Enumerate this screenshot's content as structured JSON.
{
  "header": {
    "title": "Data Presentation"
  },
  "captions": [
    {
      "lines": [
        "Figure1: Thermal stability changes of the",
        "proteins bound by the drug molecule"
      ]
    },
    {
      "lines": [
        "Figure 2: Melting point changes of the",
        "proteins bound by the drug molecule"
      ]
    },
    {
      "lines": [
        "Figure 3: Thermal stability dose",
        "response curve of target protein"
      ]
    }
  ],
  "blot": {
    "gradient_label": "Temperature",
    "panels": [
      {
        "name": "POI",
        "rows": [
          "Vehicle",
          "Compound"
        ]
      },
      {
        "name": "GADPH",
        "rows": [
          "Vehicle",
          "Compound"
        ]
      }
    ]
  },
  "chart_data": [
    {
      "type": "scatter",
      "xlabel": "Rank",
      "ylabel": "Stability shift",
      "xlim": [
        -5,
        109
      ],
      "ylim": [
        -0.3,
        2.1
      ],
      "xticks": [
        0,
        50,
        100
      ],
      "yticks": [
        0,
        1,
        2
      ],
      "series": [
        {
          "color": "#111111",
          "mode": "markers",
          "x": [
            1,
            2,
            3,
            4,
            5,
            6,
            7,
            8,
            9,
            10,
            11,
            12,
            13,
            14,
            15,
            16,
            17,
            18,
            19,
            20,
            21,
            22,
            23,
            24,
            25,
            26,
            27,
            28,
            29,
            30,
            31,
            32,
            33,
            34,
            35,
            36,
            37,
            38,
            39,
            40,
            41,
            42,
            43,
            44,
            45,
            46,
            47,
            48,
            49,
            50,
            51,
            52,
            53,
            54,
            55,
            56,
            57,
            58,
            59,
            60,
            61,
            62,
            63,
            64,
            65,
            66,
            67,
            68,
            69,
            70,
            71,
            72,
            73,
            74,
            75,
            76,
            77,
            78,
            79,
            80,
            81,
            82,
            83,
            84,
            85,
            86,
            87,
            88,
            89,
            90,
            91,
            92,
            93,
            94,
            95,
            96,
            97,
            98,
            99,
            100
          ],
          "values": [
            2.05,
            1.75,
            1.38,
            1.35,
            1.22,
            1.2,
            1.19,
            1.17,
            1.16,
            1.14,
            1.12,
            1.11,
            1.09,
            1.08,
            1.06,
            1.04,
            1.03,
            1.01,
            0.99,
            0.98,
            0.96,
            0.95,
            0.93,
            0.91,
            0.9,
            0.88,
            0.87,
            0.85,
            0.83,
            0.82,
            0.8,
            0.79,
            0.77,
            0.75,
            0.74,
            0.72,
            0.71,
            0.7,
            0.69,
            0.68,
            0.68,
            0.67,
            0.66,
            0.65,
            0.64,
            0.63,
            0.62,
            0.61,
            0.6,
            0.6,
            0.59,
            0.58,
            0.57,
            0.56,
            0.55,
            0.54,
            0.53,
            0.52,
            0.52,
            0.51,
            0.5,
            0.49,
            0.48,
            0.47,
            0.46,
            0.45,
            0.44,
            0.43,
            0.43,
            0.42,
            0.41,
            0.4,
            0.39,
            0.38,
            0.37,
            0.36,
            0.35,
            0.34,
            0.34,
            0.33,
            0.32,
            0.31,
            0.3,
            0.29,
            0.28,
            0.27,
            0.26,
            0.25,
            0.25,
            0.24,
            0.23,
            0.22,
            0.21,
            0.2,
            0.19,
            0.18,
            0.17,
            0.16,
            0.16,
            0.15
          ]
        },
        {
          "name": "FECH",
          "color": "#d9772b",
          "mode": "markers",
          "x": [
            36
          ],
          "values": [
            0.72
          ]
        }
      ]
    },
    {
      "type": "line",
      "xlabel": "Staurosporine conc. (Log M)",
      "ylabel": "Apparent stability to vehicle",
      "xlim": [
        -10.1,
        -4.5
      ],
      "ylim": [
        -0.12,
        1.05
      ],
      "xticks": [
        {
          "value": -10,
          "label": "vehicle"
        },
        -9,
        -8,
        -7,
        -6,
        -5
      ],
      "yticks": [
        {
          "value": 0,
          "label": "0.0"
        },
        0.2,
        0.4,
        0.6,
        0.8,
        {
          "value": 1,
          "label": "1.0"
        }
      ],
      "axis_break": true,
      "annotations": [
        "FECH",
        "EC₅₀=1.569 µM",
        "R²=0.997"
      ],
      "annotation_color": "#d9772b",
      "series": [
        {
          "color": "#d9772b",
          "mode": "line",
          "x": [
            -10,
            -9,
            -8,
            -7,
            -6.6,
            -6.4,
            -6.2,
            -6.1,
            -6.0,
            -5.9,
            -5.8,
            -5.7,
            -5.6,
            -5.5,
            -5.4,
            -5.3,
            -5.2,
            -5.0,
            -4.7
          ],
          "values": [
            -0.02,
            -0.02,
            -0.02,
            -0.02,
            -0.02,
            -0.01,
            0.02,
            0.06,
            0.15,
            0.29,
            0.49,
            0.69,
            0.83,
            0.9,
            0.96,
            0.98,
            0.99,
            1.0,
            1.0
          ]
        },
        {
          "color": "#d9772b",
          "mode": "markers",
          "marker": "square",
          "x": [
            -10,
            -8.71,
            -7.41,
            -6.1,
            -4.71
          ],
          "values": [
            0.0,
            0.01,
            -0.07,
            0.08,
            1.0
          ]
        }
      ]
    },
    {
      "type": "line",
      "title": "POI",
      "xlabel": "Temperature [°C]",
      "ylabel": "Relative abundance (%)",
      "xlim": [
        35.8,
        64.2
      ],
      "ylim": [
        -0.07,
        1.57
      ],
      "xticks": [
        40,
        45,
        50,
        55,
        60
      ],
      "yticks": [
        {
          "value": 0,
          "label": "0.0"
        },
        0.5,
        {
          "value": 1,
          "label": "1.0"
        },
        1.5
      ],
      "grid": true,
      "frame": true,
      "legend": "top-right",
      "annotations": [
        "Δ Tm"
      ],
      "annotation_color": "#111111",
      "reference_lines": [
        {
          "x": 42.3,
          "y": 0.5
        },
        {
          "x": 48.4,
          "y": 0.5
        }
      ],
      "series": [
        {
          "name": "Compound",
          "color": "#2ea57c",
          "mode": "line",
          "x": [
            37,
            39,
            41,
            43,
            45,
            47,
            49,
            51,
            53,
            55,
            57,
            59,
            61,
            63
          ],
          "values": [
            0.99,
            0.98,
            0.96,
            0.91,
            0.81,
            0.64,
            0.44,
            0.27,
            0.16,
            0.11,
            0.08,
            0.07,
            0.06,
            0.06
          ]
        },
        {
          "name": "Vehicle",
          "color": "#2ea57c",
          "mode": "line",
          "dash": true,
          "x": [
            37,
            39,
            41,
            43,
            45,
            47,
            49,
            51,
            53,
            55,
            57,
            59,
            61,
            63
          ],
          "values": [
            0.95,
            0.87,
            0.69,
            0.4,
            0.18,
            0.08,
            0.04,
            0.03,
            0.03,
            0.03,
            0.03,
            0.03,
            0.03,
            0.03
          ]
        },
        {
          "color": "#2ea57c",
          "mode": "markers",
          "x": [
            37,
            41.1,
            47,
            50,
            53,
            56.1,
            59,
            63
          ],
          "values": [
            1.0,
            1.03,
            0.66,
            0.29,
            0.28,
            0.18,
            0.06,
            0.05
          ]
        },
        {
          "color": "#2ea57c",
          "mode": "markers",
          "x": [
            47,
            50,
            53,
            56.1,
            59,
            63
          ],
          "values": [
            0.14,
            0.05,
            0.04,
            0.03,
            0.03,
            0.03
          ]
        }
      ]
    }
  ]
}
##############################
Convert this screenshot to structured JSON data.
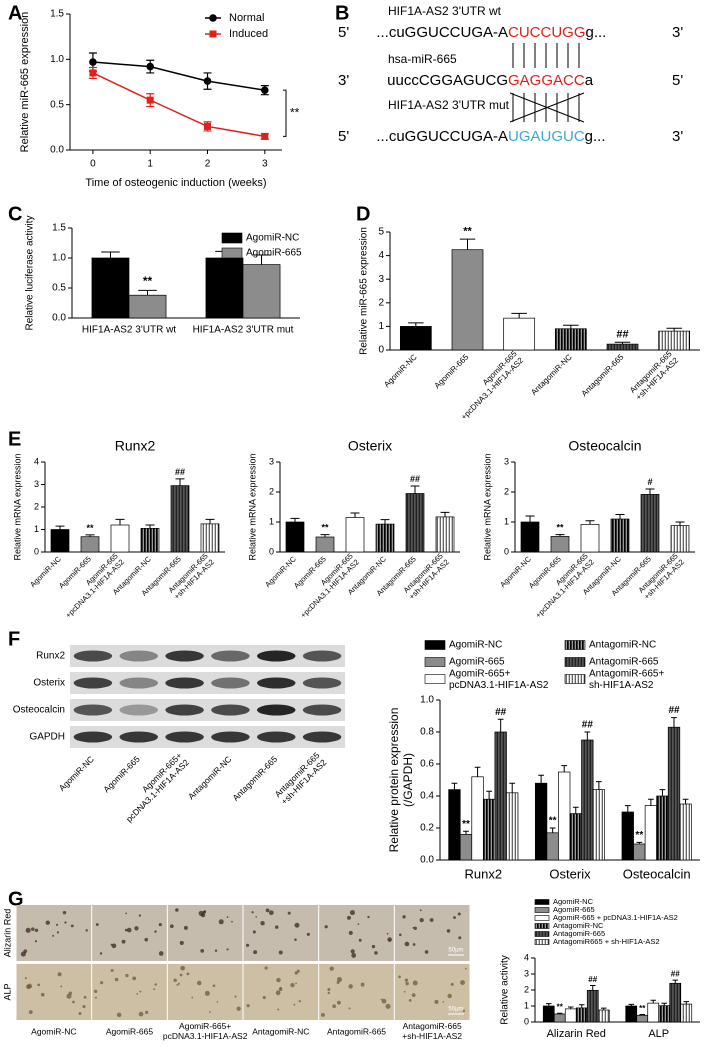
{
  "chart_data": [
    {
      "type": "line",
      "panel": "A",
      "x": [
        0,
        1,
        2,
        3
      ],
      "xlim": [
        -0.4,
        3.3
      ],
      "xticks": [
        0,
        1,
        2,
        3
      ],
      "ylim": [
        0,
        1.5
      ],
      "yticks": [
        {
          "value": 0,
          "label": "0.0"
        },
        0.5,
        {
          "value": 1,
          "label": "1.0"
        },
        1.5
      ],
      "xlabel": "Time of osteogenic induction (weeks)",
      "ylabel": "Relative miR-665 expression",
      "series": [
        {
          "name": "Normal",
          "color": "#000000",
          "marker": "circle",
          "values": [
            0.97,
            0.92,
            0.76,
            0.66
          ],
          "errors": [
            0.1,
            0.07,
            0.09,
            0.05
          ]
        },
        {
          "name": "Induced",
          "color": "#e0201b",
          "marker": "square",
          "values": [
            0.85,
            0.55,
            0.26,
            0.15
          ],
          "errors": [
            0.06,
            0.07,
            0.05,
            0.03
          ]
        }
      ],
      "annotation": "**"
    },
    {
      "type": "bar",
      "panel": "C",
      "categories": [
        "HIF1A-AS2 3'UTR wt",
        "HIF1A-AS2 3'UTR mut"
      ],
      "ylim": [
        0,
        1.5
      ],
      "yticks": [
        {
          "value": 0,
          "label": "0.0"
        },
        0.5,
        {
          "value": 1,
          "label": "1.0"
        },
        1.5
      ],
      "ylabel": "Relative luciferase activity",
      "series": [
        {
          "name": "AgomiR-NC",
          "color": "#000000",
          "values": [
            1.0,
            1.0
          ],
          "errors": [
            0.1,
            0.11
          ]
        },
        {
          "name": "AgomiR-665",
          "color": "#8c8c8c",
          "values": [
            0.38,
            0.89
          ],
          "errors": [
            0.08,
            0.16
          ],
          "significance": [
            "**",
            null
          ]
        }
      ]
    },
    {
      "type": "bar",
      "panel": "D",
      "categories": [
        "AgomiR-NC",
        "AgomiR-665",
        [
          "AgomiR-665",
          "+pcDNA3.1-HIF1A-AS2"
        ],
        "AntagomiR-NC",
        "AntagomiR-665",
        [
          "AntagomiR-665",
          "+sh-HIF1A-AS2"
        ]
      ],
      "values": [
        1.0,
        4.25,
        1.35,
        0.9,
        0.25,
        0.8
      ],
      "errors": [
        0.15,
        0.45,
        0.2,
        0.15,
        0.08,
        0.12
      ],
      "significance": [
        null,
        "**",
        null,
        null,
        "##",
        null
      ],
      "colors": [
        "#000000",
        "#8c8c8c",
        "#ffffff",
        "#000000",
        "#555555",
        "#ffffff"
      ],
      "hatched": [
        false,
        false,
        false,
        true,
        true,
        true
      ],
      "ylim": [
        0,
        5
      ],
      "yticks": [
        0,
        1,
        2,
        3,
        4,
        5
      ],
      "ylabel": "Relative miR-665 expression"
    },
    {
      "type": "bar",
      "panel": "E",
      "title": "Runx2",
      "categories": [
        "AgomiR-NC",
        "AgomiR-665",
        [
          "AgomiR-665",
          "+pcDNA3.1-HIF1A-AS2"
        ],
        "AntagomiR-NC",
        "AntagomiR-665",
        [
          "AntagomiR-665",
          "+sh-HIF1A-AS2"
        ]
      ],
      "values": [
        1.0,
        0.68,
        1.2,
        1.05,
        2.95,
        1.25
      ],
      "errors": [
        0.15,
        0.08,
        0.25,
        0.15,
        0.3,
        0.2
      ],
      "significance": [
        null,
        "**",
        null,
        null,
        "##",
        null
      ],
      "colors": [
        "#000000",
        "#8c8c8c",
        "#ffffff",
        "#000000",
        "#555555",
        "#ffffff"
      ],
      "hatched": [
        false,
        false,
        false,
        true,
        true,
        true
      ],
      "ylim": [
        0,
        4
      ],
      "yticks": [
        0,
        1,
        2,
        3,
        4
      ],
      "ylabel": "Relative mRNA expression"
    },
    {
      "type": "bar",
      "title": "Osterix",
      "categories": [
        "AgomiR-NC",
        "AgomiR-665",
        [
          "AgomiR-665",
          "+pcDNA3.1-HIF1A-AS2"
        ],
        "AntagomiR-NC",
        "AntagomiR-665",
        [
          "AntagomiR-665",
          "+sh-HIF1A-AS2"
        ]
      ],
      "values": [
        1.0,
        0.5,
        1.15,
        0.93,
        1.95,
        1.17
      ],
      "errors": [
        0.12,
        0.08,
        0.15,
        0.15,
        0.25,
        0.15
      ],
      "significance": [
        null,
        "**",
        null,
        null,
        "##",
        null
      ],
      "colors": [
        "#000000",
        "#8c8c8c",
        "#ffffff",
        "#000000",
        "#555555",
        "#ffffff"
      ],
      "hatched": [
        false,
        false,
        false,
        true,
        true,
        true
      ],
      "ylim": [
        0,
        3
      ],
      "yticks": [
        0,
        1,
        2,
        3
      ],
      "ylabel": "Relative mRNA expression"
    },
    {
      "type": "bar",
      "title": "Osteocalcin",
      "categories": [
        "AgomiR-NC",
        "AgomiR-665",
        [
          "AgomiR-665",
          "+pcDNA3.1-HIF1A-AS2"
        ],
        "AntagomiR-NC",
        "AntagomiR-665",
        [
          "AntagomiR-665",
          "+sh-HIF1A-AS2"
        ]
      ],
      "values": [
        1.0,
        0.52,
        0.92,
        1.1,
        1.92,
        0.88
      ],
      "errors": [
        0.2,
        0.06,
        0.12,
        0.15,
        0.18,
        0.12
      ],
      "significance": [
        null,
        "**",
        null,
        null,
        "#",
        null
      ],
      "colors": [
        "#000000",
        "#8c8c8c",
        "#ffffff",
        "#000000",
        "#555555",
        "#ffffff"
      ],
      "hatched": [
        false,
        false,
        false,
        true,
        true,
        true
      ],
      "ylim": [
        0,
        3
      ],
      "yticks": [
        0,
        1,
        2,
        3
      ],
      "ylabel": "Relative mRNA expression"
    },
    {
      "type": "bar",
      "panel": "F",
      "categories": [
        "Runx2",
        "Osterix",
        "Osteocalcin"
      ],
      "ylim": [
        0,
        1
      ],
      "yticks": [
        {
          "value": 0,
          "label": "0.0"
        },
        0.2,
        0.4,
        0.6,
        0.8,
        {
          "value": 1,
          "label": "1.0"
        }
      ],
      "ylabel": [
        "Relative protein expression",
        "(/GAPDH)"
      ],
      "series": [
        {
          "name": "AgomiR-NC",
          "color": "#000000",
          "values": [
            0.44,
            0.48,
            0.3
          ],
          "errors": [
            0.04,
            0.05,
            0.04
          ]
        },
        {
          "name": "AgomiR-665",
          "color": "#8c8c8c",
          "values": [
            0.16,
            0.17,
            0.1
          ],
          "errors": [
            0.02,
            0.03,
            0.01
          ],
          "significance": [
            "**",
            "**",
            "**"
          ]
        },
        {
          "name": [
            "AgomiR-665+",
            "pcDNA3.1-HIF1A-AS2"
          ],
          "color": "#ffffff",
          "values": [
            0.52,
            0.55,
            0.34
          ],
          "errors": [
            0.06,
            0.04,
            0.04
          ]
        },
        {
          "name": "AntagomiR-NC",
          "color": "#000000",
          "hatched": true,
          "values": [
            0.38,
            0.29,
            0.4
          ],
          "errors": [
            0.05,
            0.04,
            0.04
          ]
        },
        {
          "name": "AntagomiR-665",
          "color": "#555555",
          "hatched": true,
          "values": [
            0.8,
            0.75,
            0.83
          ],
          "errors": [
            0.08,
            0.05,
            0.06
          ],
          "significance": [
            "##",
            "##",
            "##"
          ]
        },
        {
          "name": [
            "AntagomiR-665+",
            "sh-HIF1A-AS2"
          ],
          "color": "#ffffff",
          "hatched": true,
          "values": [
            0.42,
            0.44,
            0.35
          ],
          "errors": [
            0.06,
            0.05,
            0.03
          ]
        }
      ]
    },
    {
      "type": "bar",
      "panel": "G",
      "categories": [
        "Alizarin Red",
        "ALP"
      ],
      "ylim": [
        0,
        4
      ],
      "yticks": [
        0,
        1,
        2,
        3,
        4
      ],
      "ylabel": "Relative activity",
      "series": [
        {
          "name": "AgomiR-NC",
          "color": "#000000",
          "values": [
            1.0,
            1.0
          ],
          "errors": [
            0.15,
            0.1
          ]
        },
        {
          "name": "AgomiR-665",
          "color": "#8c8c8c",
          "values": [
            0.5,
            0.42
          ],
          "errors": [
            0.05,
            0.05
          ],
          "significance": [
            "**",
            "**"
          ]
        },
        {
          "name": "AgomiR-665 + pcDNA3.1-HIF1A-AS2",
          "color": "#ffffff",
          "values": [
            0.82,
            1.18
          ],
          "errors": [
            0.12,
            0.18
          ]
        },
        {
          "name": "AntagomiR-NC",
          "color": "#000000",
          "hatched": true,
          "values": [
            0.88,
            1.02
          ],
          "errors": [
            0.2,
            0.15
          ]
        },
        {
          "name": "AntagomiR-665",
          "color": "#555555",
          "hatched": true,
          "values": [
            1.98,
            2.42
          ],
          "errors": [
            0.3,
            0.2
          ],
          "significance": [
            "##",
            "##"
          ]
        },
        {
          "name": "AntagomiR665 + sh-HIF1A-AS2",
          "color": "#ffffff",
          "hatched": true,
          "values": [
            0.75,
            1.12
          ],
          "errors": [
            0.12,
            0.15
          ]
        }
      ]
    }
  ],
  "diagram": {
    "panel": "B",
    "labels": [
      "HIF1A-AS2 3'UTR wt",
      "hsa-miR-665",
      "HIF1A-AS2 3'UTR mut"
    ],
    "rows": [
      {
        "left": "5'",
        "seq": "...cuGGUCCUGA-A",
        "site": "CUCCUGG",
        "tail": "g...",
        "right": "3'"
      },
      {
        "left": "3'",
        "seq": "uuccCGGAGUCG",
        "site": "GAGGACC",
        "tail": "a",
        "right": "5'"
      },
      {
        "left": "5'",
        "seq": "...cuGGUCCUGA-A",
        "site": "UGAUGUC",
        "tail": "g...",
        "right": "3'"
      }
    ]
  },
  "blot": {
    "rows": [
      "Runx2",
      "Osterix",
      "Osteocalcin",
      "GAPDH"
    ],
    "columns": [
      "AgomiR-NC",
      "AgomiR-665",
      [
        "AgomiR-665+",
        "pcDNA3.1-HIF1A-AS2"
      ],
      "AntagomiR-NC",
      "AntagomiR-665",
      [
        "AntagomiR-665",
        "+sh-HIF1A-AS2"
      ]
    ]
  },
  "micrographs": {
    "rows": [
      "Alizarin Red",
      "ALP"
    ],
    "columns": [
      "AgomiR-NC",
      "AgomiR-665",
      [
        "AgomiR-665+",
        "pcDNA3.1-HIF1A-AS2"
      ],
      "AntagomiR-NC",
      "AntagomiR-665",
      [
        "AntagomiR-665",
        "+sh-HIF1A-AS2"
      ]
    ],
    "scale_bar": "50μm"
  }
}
##############################
- _WHAT NEEDS TO BE DONE_: All lines of the records above with the word "this" in them are to be copied.

- _REPLY TO THE TASK_:
Enumerate this screenshot's content as structured JSON.
Convert this screenshot to structured JSON data.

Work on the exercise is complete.